Belge:

* * * * * * *

Yardım istiyorlar ama hiç de destek olmuyorlardı. Yalnızdık artık. Yalnızca kendi çevremizde birbirimize yardım edebilirdik. Çocuklar sihirli lambadan bir devin çıkıp zengin olurlarsa açları doyuracaklarını söylüyorlardı. Oysa dün büyük bir fabrika sahibinin çalışanları kadar diğer insanlar için yaptıkları yardımlarının haftada bir gün beş litre süt ile yardım ettiklerini inandırıldıklarını öğrendim. Asgari ücrete devam, zam yerine geçen beş kilo süt, patronun yardım ettiği inancı vermek yeterli. Alanı onlar da daralttı.
İstanbul’da bir ilçede sokakta yaşayan insanlara bir oda ve karınlarını bir öğün doyurmak için gösterdikleri dayanışmaya katılan insan sayısı da azaldı. Şimdi onlar da kaybolma tehlikesi yaşıyorlar. İşte bu yüzden azaldığımızı, kendimize bile yetişemediğimizden umutsuz olduğumuz bir dönem içindeyiz. Değerli yayınevlerinin sayısı azaldı. Yazılanlar insanların beğenilerine göre kaleme alınmış. Bir avuç insan kendi olanakları ölçüsünde üstüne para vererek kitaplarını bastırabilmekte. Okurlar kafalarını dağıtacak, uyku getirecek kitaplara yöneldi, diye de düşünmüyor değilim hani. Fuarda, erkek çocukların kitap okumayı sevmediklerini öğrendim. Üzüldüm. Bir zamanlar çok değerli olan sevgi, saygı, dayanışma, birlikte olmak çok önemliydi. Ya şimdi? Hiçbir geziye gitmediği halde kaybolma korkusu taşıyan çocuklar var. Korku kültürü hızla gelişiyor. Fantastik kitaplar artık derinlikli olmamaya başladı. Alt metin korku ve itaat üzerine. Böyle yapmazsan şunlar başına gelir, diye korkutuyorlar. Cesaret yok. Ebeveynler bile çocuklarını korumak için her şeyden uzak tutmaya çalışıyor. Çıkış yolunu her şeyden uzaklaştırmakta buluyorlar. İşe başlamadan önce emekli olmayı özleyen gençler var. Çalışarak ellerinden bir şey gelmeyeceğini bildikleri için çalışmayan, üniversiteye gitmek istemeyen gençler var. Evden çıkmadan yaşayan, tüketim yapmayan gençler… Çalışsalar da bir şey yapamayacaklarını düşünüyorlar. Üst düzeyde çalışan insanların arasına giremeyeceklerini, asgari ücrete talim edeceklerini biliyor gençler ama ebeveynler bildikleri halde bilmezden geliyor. Çocuklar, gençler, ebeveynler… Herkes susmayı tercih ediyor. Sendikalı olmaktan korkan insanların sayısı hızla büyüyor. Bir avuç insan da hâlâ onlar için mücadele ediyor. Yalnızlar. Onlar yürüdükçe gaz veriyorlar, hapse atılıyorlar, dövülüyorlar derken onları engellemek için yasaklar artıyor, yeni yasalar çıkıyor.

* * * * * * *

Verilen kayıtlar:
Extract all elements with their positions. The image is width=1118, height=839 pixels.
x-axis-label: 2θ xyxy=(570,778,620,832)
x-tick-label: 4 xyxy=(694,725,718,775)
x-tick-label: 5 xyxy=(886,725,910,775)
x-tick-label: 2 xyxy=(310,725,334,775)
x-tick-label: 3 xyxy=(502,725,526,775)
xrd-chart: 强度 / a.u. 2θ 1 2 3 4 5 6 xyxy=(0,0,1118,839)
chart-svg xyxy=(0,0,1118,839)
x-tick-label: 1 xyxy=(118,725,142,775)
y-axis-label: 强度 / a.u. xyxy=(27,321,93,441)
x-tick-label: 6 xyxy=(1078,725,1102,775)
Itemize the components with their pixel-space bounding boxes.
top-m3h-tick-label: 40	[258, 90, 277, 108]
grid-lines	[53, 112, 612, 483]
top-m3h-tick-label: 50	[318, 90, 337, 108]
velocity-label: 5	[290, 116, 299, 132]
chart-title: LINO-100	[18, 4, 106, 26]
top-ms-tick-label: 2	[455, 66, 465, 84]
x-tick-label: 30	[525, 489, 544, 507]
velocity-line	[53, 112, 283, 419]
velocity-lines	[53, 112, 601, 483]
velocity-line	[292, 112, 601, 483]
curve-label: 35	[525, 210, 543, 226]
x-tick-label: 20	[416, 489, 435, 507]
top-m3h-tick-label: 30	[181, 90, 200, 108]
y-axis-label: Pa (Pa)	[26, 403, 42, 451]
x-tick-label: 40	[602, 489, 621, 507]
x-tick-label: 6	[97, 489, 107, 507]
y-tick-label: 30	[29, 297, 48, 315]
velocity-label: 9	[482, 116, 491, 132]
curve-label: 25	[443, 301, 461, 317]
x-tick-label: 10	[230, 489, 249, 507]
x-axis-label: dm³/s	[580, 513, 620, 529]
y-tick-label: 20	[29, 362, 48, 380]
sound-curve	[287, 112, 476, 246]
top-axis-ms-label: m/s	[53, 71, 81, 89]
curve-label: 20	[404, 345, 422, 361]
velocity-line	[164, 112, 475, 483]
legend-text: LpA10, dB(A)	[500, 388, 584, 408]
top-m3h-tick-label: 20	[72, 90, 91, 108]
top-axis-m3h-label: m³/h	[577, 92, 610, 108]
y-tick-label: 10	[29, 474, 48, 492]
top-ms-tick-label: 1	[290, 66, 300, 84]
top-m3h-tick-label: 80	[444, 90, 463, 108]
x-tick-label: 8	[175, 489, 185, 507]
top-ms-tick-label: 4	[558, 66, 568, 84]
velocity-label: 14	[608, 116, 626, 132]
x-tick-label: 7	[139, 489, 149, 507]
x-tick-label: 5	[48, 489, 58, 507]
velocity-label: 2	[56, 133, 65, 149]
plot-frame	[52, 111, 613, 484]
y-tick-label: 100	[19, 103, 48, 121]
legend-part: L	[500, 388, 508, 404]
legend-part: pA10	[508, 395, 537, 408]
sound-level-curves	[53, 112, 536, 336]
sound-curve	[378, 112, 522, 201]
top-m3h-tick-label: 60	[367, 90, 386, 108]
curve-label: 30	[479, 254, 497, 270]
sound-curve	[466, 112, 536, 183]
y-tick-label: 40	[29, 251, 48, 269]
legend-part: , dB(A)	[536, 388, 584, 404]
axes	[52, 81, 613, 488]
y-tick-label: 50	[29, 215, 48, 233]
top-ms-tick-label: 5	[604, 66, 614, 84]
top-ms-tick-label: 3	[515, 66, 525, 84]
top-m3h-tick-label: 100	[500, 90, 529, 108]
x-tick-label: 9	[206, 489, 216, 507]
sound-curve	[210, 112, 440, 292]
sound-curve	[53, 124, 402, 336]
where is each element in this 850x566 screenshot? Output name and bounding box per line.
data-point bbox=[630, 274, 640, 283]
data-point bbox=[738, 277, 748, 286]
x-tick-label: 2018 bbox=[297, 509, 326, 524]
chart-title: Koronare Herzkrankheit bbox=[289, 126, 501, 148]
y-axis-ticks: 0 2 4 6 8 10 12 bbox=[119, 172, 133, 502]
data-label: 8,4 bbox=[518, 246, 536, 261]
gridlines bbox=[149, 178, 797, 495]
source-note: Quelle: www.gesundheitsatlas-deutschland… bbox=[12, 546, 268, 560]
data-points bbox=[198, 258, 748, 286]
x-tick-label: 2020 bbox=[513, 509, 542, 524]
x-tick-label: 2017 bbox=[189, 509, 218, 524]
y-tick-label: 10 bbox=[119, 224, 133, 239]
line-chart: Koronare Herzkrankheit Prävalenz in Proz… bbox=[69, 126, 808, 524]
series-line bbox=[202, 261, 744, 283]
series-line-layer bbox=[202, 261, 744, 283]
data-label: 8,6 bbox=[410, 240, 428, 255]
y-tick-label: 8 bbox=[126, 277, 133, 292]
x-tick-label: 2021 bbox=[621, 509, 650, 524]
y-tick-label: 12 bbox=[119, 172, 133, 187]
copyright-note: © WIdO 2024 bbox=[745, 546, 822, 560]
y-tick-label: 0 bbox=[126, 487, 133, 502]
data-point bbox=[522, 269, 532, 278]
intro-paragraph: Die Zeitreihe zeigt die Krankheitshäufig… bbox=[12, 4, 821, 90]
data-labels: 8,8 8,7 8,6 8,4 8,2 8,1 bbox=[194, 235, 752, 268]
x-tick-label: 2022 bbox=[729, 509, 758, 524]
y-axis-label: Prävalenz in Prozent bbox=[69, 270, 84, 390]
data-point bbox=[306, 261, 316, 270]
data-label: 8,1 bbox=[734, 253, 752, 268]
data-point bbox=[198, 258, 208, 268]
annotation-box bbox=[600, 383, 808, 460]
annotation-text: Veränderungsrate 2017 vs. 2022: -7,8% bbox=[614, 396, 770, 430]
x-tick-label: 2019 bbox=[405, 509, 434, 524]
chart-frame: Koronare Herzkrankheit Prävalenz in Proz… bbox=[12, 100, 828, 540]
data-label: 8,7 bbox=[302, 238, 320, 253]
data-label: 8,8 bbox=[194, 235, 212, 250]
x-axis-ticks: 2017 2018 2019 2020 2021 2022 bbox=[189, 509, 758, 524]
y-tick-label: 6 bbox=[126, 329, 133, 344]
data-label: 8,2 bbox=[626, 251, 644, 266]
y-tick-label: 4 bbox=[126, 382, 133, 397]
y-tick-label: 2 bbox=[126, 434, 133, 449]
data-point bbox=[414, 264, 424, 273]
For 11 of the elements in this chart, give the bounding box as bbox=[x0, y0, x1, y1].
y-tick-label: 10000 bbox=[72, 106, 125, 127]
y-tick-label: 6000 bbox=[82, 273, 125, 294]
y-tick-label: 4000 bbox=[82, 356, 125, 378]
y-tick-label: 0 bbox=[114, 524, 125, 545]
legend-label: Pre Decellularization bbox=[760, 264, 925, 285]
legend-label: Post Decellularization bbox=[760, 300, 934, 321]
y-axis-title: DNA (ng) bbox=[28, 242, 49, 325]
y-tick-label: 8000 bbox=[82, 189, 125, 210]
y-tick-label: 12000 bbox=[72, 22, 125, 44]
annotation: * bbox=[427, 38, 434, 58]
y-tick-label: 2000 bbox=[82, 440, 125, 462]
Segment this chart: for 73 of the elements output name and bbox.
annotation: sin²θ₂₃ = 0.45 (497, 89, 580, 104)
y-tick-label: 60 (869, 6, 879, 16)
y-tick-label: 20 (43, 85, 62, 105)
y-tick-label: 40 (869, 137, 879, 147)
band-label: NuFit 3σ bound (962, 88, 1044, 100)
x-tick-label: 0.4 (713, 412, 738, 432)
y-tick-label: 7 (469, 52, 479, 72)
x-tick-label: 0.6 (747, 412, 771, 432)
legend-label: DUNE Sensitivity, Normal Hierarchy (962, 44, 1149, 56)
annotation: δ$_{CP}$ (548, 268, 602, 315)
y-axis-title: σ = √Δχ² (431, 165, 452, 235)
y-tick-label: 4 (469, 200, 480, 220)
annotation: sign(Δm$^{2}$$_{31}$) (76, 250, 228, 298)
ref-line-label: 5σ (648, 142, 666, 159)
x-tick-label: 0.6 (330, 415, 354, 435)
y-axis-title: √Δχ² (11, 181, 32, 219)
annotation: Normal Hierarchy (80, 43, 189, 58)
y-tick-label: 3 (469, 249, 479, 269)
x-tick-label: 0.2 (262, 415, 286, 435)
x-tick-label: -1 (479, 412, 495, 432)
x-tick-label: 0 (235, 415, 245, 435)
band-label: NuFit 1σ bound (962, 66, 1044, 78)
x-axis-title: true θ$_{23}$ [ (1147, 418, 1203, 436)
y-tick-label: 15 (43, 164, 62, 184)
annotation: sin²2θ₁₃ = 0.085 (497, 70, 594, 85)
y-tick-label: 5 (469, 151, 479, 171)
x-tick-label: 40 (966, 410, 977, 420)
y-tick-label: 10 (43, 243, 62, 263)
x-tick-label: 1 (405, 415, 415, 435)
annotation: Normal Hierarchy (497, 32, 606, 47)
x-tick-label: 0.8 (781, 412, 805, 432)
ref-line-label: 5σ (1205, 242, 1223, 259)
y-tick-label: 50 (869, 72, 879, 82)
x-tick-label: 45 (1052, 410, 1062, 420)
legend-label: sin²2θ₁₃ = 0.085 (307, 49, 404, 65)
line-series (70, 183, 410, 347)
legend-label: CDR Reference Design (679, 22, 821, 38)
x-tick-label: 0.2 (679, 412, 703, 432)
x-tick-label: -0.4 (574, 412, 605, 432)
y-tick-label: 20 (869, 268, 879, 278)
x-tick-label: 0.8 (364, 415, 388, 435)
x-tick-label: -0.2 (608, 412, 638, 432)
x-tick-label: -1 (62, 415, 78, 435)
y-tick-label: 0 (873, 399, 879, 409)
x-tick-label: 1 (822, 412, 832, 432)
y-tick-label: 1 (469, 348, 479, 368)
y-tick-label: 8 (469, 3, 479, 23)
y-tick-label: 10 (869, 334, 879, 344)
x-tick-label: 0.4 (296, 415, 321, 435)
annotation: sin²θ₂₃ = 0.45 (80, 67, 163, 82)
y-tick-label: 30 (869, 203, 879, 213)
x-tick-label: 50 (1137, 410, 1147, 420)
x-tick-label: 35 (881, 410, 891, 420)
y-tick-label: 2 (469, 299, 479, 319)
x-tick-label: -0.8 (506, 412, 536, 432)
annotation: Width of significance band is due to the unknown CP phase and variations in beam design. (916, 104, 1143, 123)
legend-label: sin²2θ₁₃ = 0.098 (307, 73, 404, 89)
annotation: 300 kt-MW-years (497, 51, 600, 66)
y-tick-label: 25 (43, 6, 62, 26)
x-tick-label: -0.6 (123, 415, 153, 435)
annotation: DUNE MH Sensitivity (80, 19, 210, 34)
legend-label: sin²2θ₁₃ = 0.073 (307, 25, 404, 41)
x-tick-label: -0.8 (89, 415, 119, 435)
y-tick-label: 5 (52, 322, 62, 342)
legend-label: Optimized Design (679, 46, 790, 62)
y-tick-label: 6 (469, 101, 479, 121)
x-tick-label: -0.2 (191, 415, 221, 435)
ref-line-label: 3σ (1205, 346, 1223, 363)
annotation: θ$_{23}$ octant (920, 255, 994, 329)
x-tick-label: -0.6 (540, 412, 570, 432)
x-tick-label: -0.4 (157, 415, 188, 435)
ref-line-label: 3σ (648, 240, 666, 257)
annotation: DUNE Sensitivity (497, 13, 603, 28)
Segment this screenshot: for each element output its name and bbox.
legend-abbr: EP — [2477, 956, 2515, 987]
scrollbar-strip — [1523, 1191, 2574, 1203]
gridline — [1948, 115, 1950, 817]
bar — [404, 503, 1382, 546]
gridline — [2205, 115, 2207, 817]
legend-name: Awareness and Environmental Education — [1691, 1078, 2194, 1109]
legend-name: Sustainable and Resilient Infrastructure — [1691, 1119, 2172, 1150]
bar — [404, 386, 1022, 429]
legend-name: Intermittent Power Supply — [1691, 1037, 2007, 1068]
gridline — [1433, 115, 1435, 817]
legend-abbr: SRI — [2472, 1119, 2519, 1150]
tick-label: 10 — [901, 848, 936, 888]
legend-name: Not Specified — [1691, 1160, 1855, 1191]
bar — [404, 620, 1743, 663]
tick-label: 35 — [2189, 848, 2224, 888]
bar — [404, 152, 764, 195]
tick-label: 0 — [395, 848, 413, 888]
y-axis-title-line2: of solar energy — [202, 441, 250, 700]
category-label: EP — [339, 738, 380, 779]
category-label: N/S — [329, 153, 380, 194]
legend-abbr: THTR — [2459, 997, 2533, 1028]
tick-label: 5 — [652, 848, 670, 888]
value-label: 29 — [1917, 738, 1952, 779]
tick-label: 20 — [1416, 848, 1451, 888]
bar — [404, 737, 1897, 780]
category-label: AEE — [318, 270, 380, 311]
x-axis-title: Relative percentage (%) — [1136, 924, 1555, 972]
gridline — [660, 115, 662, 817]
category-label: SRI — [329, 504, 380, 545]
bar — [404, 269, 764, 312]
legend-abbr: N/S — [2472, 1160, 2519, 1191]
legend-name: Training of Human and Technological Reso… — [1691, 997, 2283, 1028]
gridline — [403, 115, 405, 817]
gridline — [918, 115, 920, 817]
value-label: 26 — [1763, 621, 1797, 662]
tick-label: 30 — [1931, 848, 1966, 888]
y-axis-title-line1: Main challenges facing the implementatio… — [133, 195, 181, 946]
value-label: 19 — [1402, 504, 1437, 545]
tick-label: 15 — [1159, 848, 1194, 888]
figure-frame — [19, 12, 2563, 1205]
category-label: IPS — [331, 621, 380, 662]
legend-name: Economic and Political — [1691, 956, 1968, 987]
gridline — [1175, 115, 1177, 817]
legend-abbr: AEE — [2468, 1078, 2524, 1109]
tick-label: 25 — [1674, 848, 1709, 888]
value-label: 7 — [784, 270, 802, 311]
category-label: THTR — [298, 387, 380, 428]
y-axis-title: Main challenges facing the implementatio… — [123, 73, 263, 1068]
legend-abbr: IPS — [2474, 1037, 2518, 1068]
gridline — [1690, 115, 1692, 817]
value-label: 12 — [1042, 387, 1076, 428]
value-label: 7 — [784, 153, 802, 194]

* * * * * * *

Görev A:
Belgeye göre fuarda erkek çocuklarla ilgili ne öğrenilmiş?
Görev B:
Kayıtlarda en baştaki satırdan "90, 277, 108]" bulunan satıra kadar olan kısmı, "x-tick-label" yerine "x-etiket" koyarak yeniden yazın, başka hiçbir şeye dokunmayın.
Bu kayıtların belgeyle hiçbir ilgisi yoktur.

Doğru sonuç A:
Erkek çocukların kitap okumayı sevmediği öğrenilmiş.

Doğru sonuç B:
Extract all elements with their positions. The image is width=1118, height=839 pixels.
x-axis-label: 2θ xyxy=(570,778,620,832)
x-etiket: 4 xyxy=(694,725,718,775)
x-etiket: 5 xyxy=(886,725,910,775)
x-etiket: 2 xyxy=(310,725,334,775)
x-etiket: 3 xyxy=(502,725,526,775)
xrd-chart: 强度 / a.u. 2θ 1 2 3 4 5 6 xyxy=(0,0,1118,839)
chart-svg xyxy=(0,0,1118,839)
x-etiket: 1 xyxy=(118,725,142,775)
y-axis-label: 强度 / a.u. xyxy=(27,321,93,441)
x-etiket: 6 xyxy=(1078,725,1102,775)
Itemize the components with their pixel-space bounding boxes.
top-m3h-tick-label: 40	[258, 90, 277, 108]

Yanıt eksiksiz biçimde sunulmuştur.